-------- Given records --------
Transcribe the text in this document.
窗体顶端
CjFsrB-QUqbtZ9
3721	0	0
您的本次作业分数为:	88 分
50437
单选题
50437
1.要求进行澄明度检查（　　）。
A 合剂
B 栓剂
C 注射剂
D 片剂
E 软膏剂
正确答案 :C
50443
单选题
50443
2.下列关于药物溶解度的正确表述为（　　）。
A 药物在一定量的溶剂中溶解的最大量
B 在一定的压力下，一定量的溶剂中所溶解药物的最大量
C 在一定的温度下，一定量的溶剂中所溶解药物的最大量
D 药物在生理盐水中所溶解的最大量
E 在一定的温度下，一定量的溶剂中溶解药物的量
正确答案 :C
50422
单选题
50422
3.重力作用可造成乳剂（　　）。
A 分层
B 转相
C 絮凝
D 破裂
--------
-------- Given records --------
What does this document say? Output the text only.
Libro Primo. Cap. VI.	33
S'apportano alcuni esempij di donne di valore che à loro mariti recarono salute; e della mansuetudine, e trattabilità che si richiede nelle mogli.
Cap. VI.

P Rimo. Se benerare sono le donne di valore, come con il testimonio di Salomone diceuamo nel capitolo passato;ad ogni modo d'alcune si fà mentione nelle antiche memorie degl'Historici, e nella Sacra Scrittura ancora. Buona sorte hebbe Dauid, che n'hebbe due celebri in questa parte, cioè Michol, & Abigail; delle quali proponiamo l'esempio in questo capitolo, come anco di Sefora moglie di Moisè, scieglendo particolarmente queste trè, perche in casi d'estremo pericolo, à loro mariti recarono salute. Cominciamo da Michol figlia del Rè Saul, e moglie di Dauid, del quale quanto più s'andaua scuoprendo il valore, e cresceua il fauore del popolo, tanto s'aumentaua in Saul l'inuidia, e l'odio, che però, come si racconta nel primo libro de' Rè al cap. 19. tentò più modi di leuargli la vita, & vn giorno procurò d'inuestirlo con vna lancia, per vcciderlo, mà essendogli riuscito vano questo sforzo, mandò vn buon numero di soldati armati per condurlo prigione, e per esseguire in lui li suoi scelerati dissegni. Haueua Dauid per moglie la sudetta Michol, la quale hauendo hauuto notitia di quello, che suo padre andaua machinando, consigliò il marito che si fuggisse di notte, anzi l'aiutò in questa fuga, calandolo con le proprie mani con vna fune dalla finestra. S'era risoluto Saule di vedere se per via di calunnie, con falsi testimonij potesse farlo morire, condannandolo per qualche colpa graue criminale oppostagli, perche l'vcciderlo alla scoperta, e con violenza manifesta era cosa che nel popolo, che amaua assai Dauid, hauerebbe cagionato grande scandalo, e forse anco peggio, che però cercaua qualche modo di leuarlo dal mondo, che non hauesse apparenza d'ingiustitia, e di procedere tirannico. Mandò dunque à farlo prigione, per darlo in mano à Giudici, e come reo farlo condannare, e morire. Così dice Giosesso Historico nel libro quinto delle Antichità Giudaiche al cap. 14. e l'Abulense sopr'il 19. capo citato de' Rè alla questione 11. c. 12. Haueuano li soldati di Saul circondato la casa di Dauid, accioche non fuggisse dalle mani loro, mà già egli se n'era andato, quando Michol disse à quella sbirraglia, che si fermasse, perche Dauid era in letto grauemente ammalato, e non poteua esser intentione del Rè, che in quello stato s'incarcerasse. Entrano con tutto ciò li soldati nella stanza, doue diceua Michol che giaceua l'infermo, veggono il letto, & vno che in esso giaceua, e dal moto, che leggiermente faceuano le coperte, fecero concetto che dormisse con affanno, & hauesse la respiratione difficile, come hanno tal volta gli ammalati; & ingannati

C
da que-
--------
● **Work to be completed**
Copy every line from the entries that contains the word "在一定的温度下".

● **Full output**
C 在一定的温度下，一定量的溶剂中所溶解药物的最大量
E 在一定的温度下，一定量的溶剂中溶解药物的量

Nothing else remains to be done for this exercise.